Given task — Set out each line from the following listing that includes the word "指导朗读".

## start

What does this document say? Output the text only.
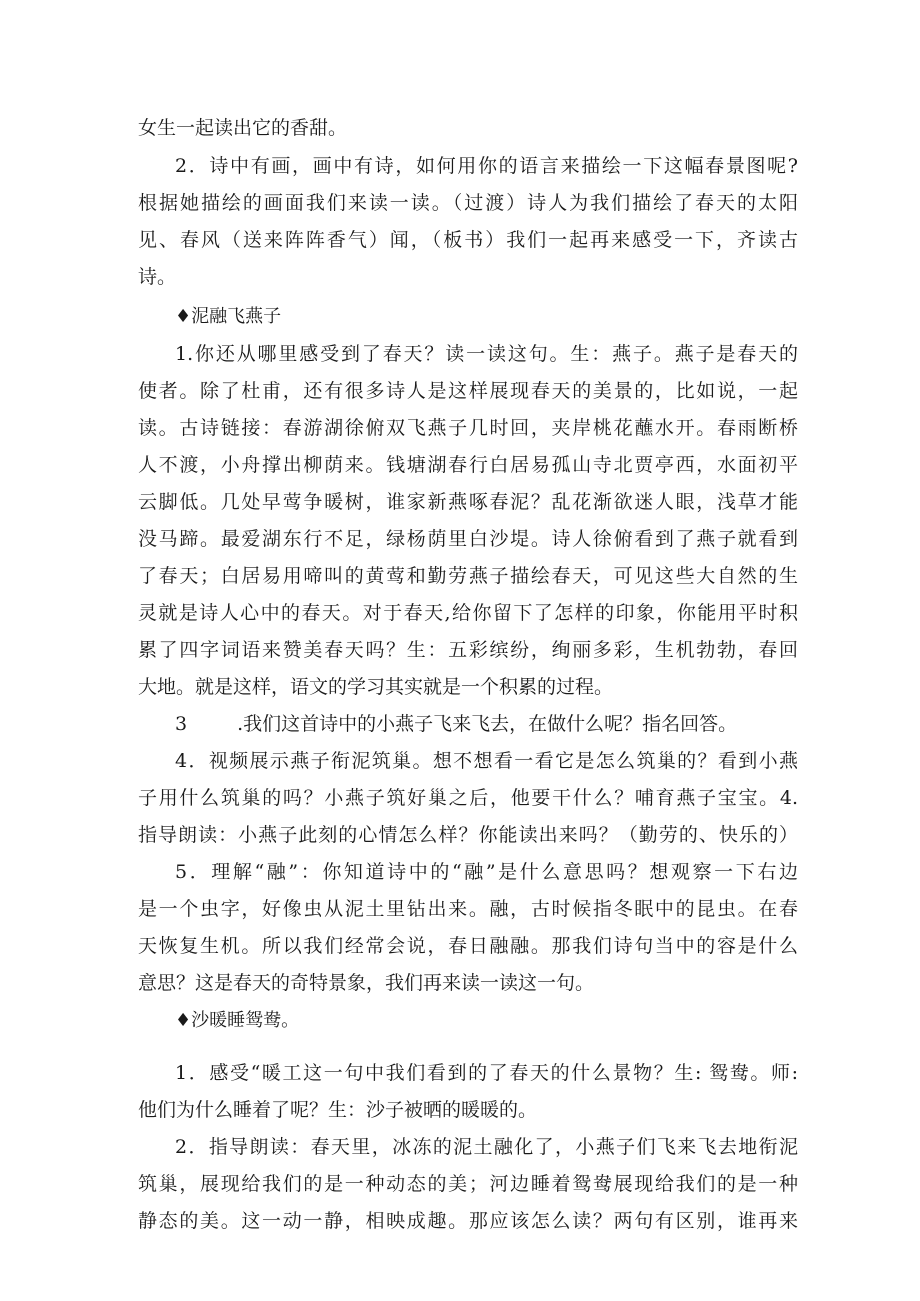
女生一起读出它的香甜。
2．诗中有画，画中有诗，如何用你的语言来描绘一下这幅春景图呢?
根据她描绘的画面我们来读一读。（过渡）诗人为我们描绘了春天的太阳
见、春风（送来阵阵香气）闻，（板书）我们一起再来感受一下，齐读古
诗。
♦泥融飞燕子
1.你还从哪里感受到了春天？读一读这句。生：燕子。燕子是春天的
使者。除了杜甫，还有很多诗人是这样展现春天的美景的，比如说，一起
读。古诗链接：春游湖徐俯双飞燕子几时回，夹岸桃花蘸水开。春雨断桥
人不渡，小舟撑出柳荫来。钱塘湖春行白居易孤山寺北贾亭西，水面初平
云脚低。几处早莺争暖树，谁家新燕啄春泥？乱花渐欲迷人眼，浅草才能
没马蹄。最爱湖东行不足，绿杨荫里白沙堤。诗人徐俯看到了燕子就看到
了春天；白居易用啼叫的黄莺和勤劳燕子描绘春天，可见这些大自然的生
灵就是诗人心中的春天。对于春天,给你留下了怎样的印象，你能用平时积
累了四字词语来赞美春天吗？生：五彩缤纷，绚丽多彩，生机勃勃，春回
大地。就是这样，语文的学习其实就是一个积累的过程。
3	.我们这首诗中的小燕子飞来飞去，在做什么呢？指名回答。
4．视频展示燕子衔泥筑巢。想不想看一看它是怎么筑巢的？看到小燕
子用什么筑巢的吗？小燕子筑好巢之后，他要干什么？哺育燕子宝宝。4.
指导朗读：小燕子此刻的心情怎么样？你能读出来吗？（勤劳的、快乐的）
5．理解“融”：你知道诗中的“融”是什么意思吗？想观察一下右边
是一个虫字，好像虫从泥土里钻出来。融，古时候指冬眠中的昆虫。在春
天恢复生机。所以我们经常会说，春日融融。那我们诗句当中的容是什么
意思？这是春天的奇特景象，我们再来读一读这一句。
♦沙暖睡鸳鸯。
1．感受“暖工这一句中我们看到的了春天的什么景物？生: 鸳鸯。师:
他们为什么睡着了呢？生：沙子被晒的暖暖的。
2．指导朗读：春天里，冰冻的泥土融化了，小燕子们飞来飞去地衔泥
筑巢，展现给我们的是一种动态的美；河边睡着鸳鸯展现给我们的是一种
静态的美。这一动一静，相映成趣。那应该怎么读？两句有区别，谁再来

## end

In response —
指导朗读：小燕子此刻的心情怎么样？你能读出来吗？（勤劳的、快乐的）
2．指导朗读：春天里，冰冻的泥土融化了，小燕子们飞来飞去地衔泥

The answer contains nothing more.